▸ **WHAT THE TASK REQUIRES**: Count the lines in the data below where the string "return" occurs, please, and give the number alone.
─── DATASET CONTENT
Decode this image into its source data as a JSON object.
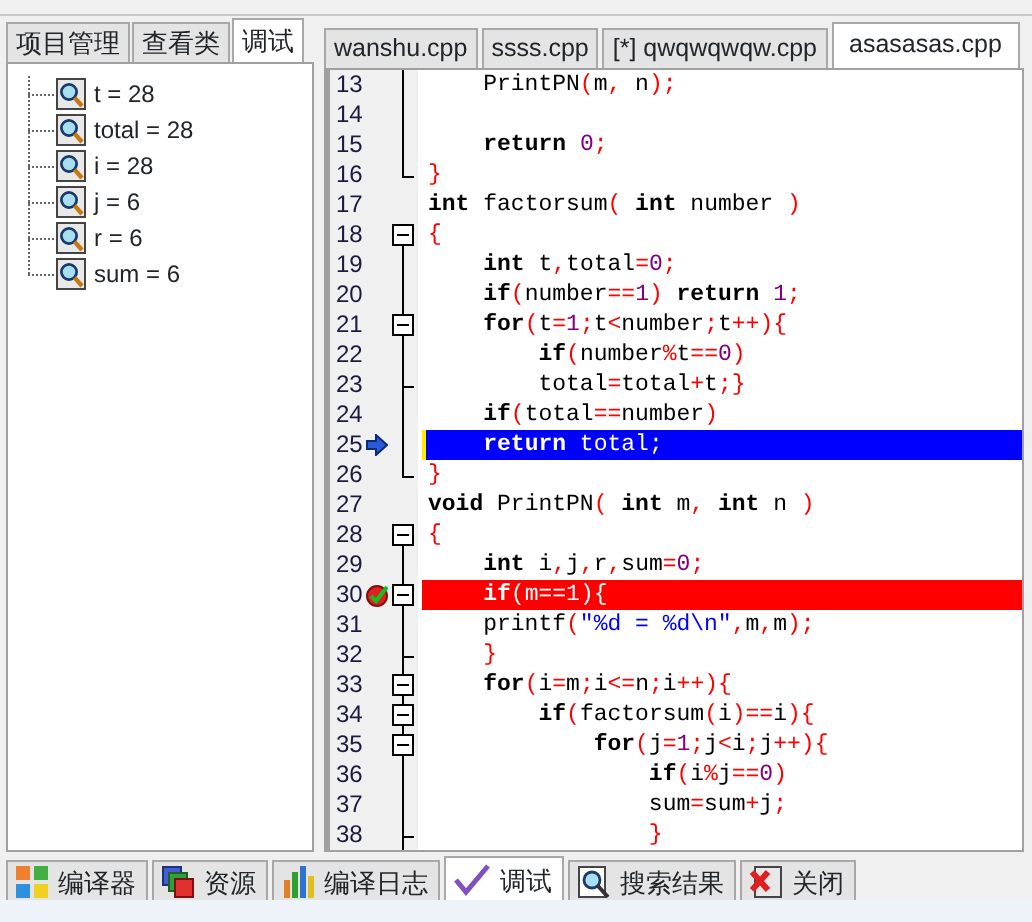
{
  "left_panel": {
    "tabs": [
      {
        "label": "项目管理",
        "selected": false
      },
      {
        "label": "查看类",
        "selected": false
      },
      {
        "label": "调试",
        "selected": true
      }
    ],
    "watches": [
      {
        "label": "t = 28"
      },
      {
        "label": "total = 28"
      },
      {
        "label": "i = 28"
      },
      {
        "label": "j = 6"
      },
      {
        "label": "r = 6"
      },
      {
        "label": "sum = 6"
      }
    ]
  },
  "editor": {
    "tabs": [
      {
        "label": "wanshu.cpp",
        "selected": false
      },
      {
        "label": "ssss.cpp",
        "selected": false
      },
      {
        "label": "[*] qwqwqwqw.cpp",
        "selected": false
      },
      {
        "label": "asasasas.cpp",
        "selected": true
      }
    ],
    "lines": [
      {
        "number": "13",
        "code": "    PrintPN(m, n);",
        "kind": "line",
        "current": false,
        "breakpoint": false
      },
      {
        "number": "14",
        "kind": "line",
        "current": false,
        "breakpoint": false
      },
      {
        "number": "15",
        "code": "    **return** 0;",
        "kind": "line",
        "current": false,
        "breakpoint": false
      },
      {
        "number": "16",
        "code": "}",
        "kind": "end",
        "current": false,
        "breakpoint": false
      },
      {
        "number": "17",
        "code": "**int** factorsum( **int** number )",
        "kind": "plain",
        "current": false,
        "breakpoint": false
      },
      {
        "number": "18",
        "code": "{",
        "kind": "open",
        "current": false,
        "breakpoint": false
      },
      {
        "number": "19",
        "code": "    **int** t,total=0;",
        "kind": "line",
        "current": false,
        "breakpoint": false
      },
      {
        "number": "20",
        "code": "    **if**(number==1) **return** 1;",
        "kind": "line",
        "current": false,
        "breakpoint": false
      },
      {
        "number": "21",
        "code": "    **for**(t=1;t<number;t++){",
        "kind": "branch",
        "current": false,
        "breakpoint": false
      },
      {
        "number": "22",
        "code": "        **if**(number%t==0)",
        "kind": "line",
        "current": false,
        "breakpoint": false
      },
      {
        "number": "23",
        "code": "        total=total+t;}",
        "kind": "mid",
        "current": false,
        "breakpoint": false
      },
      {
        "number": "24",
        "code": "    **if**(total==number)",
        "kind": "line",
        "current": false,
        "breakpoint": false
      },
      {
        "number": "25",
        "code": "    **return** total;",
        "kind": "line",
        "current": true,
        "breakpoint": false
      },
      {
        "number": "26",
        "code": "}",
        "kind": "end",
        "current": false,
        "breakpoint": false
      },
      {
        "number": "27",
        "code": "**void** PrintPN( **int** m, **int** n )",
        "kind": "plain",
        "current": false,
        "breakpoint": false
      },
      {
        "number": "28",
        "code": "{",
        "kind": "open",
        "current": false,
        "breakpoint": false
      },
      {
        "number": "29",
        "code": "    **int** i,j,r,sum=0;",
        "kind": "line",
        "current": false,
        "breakpoint": false
      },
      {
        "number": "30",
        "code": "    **if**(m==1){",
        "kind": "branch",
        "current": false,
        "breakpoint": true
      },
      {
        "number": "31",
        "code": "    printf(\"%d = %d\\n\",m,m);",
        "kind": "line",
        "current": false,
        "breakpoint": false
      },
      {
        "number": "32",
        "code": "    }",
        "kind": "mid",
        "current": false,
        "breakpoint": false
      },
      {
        "number": "33",
        "code": "    **for**(i=m;i<=n;i++){",
        "kind": "branch",
        "current": false,
        "breakpoint": false
      },
      {
        "number": "34",
        "code": "        **if**(factorsum(i)==i){",
        "kind": "branch",
        "current": false,
        "breakpoint": false
      },
      {
        "number": "35",
        "code": "            **for**(j=1;j<i;j++){",
        "kind": "branch",
        "current": false,
        "breakpoint": false
      },
      {
        "number": "36",
        "code": "                **if**(i%j==0)",
        "kind": "line",
        "current": false,
        "breakpoint": false
      },
      {
        "number": "37",
        "code": "                sum=sum+j;",
        "kind": "line",
        "current": false,
        "breakpoint": false
      },
      {
        "number": "38",
        "code": "                }",
        "kind": "mid",
        "current": false,
        "breakpoint": false
      }
    ]
  },
  "bottom_tabs": [
    {
      "label": "编译器",
      "selected": false
    },
    {
      "label": "资源",
      "selected": false
    },
    {
      "label": "编译日志",
      "selected": false
    },
    {
      "label": "调试",
      "selected": true
    },
    {
      "label": "搜索结果",
      "selected": false
    },
    {
      "label": "关闭",
      "selected": false
    }
  ]
}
──────
▸ **TASK ANSWER**: 3